## begin
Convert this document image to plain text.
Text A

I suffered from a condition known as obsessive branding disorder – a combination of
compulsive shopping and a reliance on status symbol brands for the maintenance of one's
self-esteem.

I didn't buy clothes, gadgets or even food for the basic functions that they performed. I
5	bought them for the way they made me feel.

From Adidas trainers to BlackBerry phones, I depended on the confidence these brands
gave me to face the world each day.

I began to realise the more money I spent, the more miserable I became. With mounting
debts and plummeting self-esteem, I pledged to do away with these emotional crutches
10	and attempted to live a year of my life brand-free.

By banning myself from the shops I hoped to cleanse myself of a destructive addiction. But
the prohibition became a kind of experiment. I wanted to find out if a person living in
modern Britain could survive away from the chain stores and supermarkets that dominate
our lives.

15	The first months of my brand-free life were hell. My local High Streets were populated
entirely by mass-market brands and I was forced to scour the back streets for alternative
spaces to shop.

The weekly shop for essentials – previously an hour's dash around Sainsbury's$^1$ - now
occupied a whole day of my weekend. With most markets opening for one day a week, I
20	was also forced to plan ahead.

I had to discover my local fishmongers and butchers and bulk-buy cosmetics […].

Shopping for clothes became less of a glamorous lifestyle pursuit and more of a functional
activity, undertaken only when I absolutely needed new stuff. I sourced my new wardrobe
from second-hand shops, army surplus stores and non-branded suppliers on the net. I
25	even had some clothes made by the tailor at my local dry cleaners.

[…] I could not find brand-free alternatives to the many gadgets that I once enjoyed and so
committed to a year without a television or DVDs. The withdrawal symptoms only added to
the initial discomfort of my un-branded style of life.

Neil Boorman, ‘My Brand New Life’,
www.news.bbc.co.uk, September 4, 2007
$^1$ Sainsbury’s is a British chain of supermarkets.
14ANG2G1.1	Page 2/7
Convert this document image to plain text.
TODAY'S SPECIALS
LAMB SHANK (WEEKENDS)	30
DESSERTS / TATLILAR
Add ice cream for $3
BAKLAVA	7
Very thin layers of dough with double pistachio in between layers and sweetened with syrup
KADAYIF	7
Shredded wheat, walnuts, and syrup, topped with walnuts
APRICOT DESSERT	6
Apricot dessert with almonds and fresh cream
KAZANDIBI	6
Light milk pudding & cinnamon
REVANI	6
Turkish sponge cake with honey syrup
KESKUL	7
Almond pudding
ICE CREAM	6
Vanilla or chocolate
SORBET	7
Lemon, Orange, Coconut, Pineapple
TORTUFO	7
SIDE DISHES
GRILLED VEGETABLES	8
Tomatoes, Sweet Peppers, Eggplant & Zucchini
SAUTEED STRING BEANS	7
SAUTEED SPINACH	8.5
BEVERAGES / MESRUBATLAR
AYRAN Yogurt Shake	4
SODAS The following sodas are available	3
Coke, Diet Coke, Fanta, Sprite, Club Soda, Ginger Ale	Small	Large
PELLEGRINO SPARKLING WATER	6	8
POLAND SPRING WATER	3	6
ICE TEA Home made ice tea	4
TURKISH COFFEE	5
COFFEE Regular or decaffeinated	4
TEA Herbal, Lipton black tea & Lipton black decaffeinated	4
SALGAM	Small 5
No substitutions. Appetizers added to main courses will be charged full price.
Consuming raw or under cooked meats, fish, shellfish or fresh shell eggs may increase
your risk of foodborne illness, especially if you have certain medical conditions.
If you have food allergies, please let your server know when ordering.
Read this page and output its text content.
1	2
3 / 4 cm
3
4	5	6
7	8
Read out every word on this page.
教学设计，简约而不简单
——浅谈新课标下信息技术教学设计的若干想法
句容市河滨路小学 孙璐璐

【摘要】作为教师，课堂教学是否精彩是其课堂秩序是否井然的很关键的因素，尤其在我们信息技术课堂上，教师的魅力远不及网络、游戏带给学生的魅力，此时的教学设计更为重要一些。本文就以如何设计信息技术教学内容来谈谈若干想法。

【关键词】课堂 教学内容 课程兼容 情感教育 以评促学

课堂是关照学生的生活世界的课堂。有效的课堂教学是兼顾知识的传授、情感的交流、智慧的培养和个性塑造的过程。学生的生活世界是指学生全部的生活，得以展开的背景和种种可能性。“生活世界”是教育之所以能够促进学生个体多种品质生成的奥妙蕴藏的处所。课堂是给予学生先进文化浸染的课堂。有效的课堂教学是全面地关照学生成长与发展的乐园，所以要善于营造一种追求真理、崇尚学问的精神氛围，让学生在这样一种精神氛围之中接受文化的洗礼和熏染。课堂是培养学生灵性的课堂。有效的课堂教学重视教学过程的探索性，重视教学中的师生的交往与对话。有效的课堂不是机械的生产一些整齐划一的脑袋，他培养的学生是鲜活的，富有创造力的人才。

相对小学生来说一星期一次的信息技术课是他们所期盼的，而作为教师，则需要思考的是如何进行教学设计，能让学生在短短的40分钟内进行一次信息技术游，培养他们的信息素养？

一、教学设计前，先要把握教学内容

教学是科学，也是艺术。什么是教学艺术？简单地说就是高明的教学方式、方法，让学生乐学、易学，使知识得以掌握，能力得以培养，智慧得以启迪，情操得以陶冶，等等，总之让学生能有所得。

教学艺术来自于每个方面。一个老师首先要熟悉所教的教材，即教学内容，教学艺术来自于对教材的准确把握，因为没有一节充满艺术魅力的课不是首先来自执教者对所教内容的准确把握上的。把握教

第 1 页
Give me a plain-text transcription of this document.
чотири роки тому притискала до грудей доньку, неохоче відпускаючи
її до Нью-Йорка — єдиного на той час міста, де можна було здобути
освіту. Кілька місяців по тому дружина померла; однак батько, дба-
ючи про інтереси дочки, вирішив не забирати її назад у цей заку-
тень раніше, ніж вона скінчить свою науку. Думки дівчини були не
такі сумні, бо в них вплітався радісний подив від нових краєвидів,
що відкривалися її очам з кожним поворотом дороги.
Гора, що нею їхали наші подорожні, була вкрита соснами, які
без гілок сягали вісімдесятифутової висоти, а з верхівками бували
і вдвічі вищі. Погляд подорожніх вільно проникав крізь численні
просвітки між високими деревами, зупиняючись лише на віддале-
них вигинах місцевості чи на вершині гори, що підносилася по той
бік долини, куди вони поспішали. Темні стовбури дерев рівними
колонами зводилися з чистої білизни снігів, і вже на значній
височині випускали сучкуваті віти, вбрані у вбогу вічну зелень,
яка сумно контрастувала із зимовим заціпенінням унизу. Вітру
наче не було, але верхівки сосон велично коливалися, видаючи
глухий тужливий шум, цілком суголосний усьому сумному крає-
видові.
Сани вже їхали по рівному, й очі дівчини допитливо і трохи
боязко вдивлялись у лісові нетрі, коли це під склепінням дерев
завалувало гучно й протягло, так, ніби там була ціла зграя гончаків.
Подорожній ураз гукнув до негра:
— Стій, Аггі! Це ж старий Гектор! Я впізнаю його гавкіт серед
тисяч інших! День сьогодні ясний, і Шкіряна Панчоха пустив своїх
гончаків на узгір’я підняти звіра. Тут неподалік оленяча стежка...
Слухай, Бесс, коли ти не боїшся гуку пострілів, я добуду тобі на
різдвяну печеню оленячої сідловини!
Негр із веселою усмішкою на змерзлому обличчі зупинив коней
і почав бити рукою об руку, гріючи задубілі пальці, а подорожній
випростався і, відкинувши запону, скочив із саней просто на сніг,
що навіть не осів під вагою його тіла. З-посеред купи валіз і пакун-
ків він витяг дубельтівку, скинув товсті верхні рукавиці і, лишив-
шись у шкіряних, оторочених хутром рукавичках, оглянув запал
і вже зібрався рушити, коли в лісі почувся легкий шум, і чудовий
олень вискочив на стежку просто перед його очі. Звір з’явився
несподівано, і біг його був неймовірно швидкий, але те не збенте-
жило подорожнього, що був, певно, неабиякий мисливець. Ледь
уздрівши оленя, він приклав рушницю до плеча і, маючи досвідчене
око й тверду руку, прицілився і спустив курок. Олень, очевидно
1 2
## end
▶ [What you will do]
Search the data for the string "they" and copy each line where it appears.

▶ [Solution]
I didn't buy clothes, gadgets or even food for the basic functions that they performed. I
5	bought them for the way they made me feel.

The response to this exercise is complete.